Scan the lines and state how many carry "JSON". Leave out everything but the number.

╔══

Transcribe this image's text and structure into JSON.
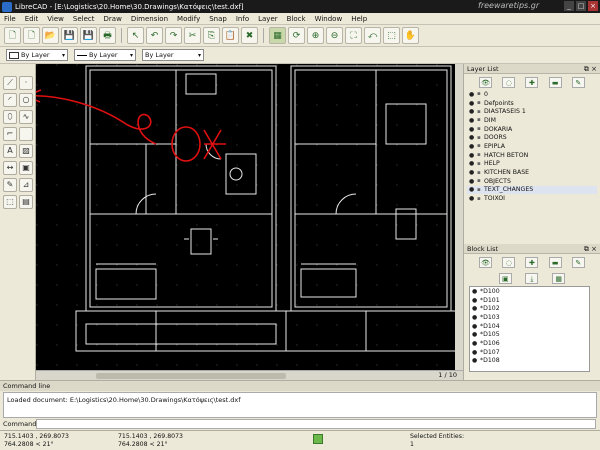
{
  "window": {
    "title": "LibreCAD - [E:\\Logistics\\20.Home\\30.Drawings\\Κατόψεις\\test.dxf]",
    "watermark": "freewaretips.gr",
    "controls": [
      "_",
      "□",
      "×"
    ]
  },
  "menu": [
    "File",
    "Edit",
    "View",
    "Select",
    "Draw",
    "Dimension",
    "Modify",
    "Snap",
    "Info",
    "Layer",
    "Block",
    "Window",
    "Help"
  ],
  "pen_toolbar": {
    "color": "By Layer",
    "width": "By Layer",
    "type": "By Layer"
  },
  "canvas": {
    "page_indicator": "1 / 10"
  },
  "layer_list": {
    "title": "Layer List",
    "layers": [
      "0",
      "Defpoints",
      "DIASTASEIS 1",
      "DIM",
      "DOKARIA",
      "DOORS",
      "EPIPLA",
      "HATCH BETON",
      "HELP",
      "KITCHEN BASE",
      "OBJECTS",
      "TEXT_CHANGES",
      "TOIXOI"
    ],
    "selected": "TEXT_CHANGES"
  },
  "block_list": {
    "title": "Block List",
    "blocks": [
      "*D100",
      "*D101",
      "*D102",
      "*D103",
      "*D104",
      "*D105",
      "*D106",
      "*D107",
      "*D108"
    ]
  },
  "command_line": {
    "title": "Command line",
    "output": "Loaded document: E:\\Logistics\\20.Home\\30.Drawings\\Κατόψεις\\test.dxf",
    "prompt": "Command:"
  },
  "status": {
    "abs_coord_1": "715.1403 , 269.8073",
    "abs_coord_2": "764.2808 < 21°",
    "rel_coord_1": "715.1403 , 269.8073",
    "rel_coord_2": "764.2808 < 21°",
    "selected_label": "Selected Entities:",
    "selected_count": "1"
  },
  "colors": {
    "canvas_bg": "#000000",
    "annotation": "#e01010",
    "titlebar": "#1a1a1a"
  }
}
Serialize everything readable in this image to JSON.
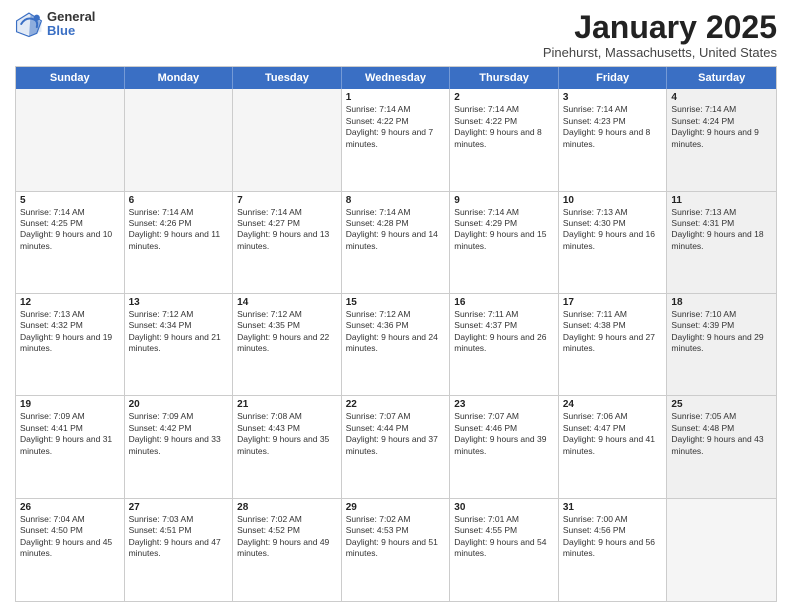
{
  "logo": {
    "general": "General",
    "blue": "Blue"
  },
  "header": {
    "month": "January 2025",
    "location": "Pinehurst, Massachusetts, United States"
  },
  "weekdays": [
    "Sunday",
    "Monday",
    "Tuesday",
    "Wednesday",
    "Thursday",
    "Friday",
    "Saturday"
  ],
  "weeks": [
    [
      {
        "day": "",
        "sunrise": "",
        "sunset": "",
        "daylight": "",
        "empty": true
      },
      {
        "day": "",
        "sunrise": "",
        "sunset": "",
        "daylight": "",
        "empty": true
      },
      {
        "day": "",
        "sunrise": "",
        "sunset": "",
        "daylight": "",
        "empty": true
      },
      {
        "day": "1",
        "sunrise": "Sunrise: 7:14 AM",
        "sunset": "Sunset: 4:22 PM",
        "daylight": "Daylight: 9 hours and 7 minutes."
      },
      {
        "day": "2",
        "sunrise": "Sunrise: 7:14 AM",
        "sunset": "Sunset: 4:22 PM",
        "daylight": "Daylight: 9 hours and 8 minutes."
      },
      {
        "day": "3",
        "sunrise": "Sunrise: 7:14 AM",
        "sunset": "Sunset: 4:23 PM",
        "daylight": "Daylight: 9 hours and 8 minutes."
      },
      {
        "day": "4",
        "sunrise": "Sunrise: 7:14 AM",
        "sunset": "Sunset: 4:24 PM",
        "daylight": "Daylight: 9 hours and 9 minutes.",
        "shade": true
      }
    ],
    [
      {
        "day": "5",
        "sunrise": "Sunrise: 7:14 AM",
        "sunset": "Sunset: 4:25 PM",
        "daylight": "Daylight: 9 hours and 10 minutes."
      },
      {
        "day": "6",
        "sunrise": "Sunrise: 7:14 AM",
        "sunset": "Sunset: 4:26 PM",
        "daylight": "Daylight: 9 hours and 11 minutes."
      },
      {
        "day": "7",
        "sunrise": "Sunrise: 7:14 AM",
        "sunset": "Sunset: 4:27 PM",
        "daylight": "Daylight: 9 hours and 13 minutes."
      },
      {
        "day": "8",
        "sunrise": "Sunrise: 7:14 AM",
        "sunset": "Sunset: 4:28 PM",
        "daylight": "Daylight: 9 hours and 14 minutes."
      },
      {
        "day": "9",
        "sunrise": "Sunrise: 7:14 AM",
        "sunset": "Sunset: 4:29 PM",
        "daylight": "Daylight: 9 hours and 15 minutes."
      },
      {
        "day": "10",
        "sunrise": "Sunrise: 7:13 AM",
        "sunset": "Sunset: 4:30 PM",
        "daylight": "Daylight: 9 hours and 16 minutes."
      },
      {
        "day": "11",
        "sunrise": "Sunrise: 7:13 AM",
        "sunset": "Sunset: 4:31 PM",
        "daylight": "Daylight: 9 hours and 18 minutes.",
        "shade": true
      }
    ],
    [
      {
        "day": "12",
        "sunrise": "Sunrise: 7:13 AM",
        "sunset": "Sunset: 4:32 PM",
        "daylight": "Daylight: 9 hours and 19 minutes."
      },
      {
        "day": "13",
        "sunrise": "Sunrise: 7:12 AM",
        "sunset": "Sunset: 4:34 PM",
        "daylight": "Daylight: 9 hours and 21 minutes."
      },
      {
        "day": "14",
        "sunrise": "Sunrise: 7:12 AM",
        "sunset": "Sunset: 4:35 PM",
        "daylight": "Daylight: 9 hours and 22 minutes."
      },
      {
        "day": "15",
        "sunrise": "Sunrise: 7:12 AM",
        "sunset": "Sunset: 4:36 PM",
        "daylight": "Daylight: 9 hours and 24 minutes."
      },
      {
        "day": "16",
        "sunrise": "Sunrise: 7:11 AM",
        "sunset": "Sunset: 4:37 PM",
        "daylight": "Daylight: 9 hours and 26 minutes."
      },
      {
        "day": "17",
        "sunrise": "Sunrise: 7:11 AM",
        "sunset": "Sunset: 4:38 PM",
        "daylight": "Daylight: 9 hours and 27 minutes."
      },
      {
        "day": "18",
        "sunrise": "Sunrise: 7:10 AM",
        "sunset": "Sunset: 4:39 PM",
        "daylight": "Daylight: 9 hours and 29 minutes.",
        "shade": true
      }
    ],
    [
      {
        "day": "19",
        "sunrise": "Sunrise: 7:09 AM",
        "sunset": "Sunset: 4:41 PM",
        "daylight": "Daylight: 9 hours and 31 minutes."
      },
      {
        "day": "20",
        "sunrise": "Sunrise: 7:09 AM",
        "sunset": "Sunset: 4:42 PM",
        "daylight": "Daylight: 9 hours and 33 minutes."
      },
      {
        "day": "21",
        "sunrise": "Sunrise: 7:08 AM",
        "sunset": "Sunset: 4:43 PM",
        "daylight": "Daylight: 9 hours and 35 minutes."
      },
      {
        "day": "22",
        "sunrise": "Sunrise: 7:07 AM",
        "sunset": "Sunset: 4:44 PM",
        "daylight": "Daylight: 9 hours and 37 minutes."
      },
      {
        "day": "23",
        "sunrise": "Sunrise: 7:07 AM",
        "sunset": "Sunset: 4:46 PM",
        "daylight": "Daylight: 9 hours and 39 minutes."
      },
      {
        "day": "24",
        "sunrise": "Sunrise: 7:06 AM",
        "sunset": "Sunset: 4:47 PM",
        "daylight": "Daylight: 9 hours and 41 minutes."
      },
      {
        "day": "25",
        "sunrise": "Sunrise: 7:05 AM",
        "sunset": "Sunset: 4:48 PM",
        "daylight": "Daylight: 9 hours and 43 minutes.",
        "shade": true
      }
    ],
    [
      {
        "day": "26",
        "sunrise": "Sunrise: 7:04 AM",
        "sunset": "Sunset: 4:50 PM",
        "daylight": "Daylight: 9 hours and 45 minutes."
      },
      {
        "day": "27",
        "sunrise": "Sunrise: 7:03 AM",
        "sunset": "Sunset: 4:51 PM",
        "daylight": "Daylight: 9 hours and 47 minutes."
      },
      {
        "day": "28",
        "sunrise": "Sunrise: 7:02 AM",
        "sunset": "Sunset: 4:52 PM",
        "daylight": "Daylight: 9 hours and 49 minutes."
      },
      {
        "day": "29",
        "sunrise": "Sunrise: 7:02 AM",
        "sunset": "Sunset: 4:53 PM",
        "daylight": "Daylight: 9 hours and 51 minutes."
      },
      {
        "day": "30",
        "sunrise": "Sunrise: 7:01 AM",
        "sunset": "Sunset: 4:55 PM",
        "daylight": "Daylight: 9 hours and 54 minutes."
      },
      {
        "day": "31",
        "sunrise": "Sunrise: 7:00 AM",
        "sunset": "Sunset: 4:56 PM",
        "daylight": "Daylight: 9 hours and 56 minutes."
      },
      {
        "day": "",
        "sunrise": "",
        "sunset": "",
        "daylight": "",
        "empty": true,
        "shade": true
      }
    ]
  ]
}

╚══

EXERCISE ANSWER: 2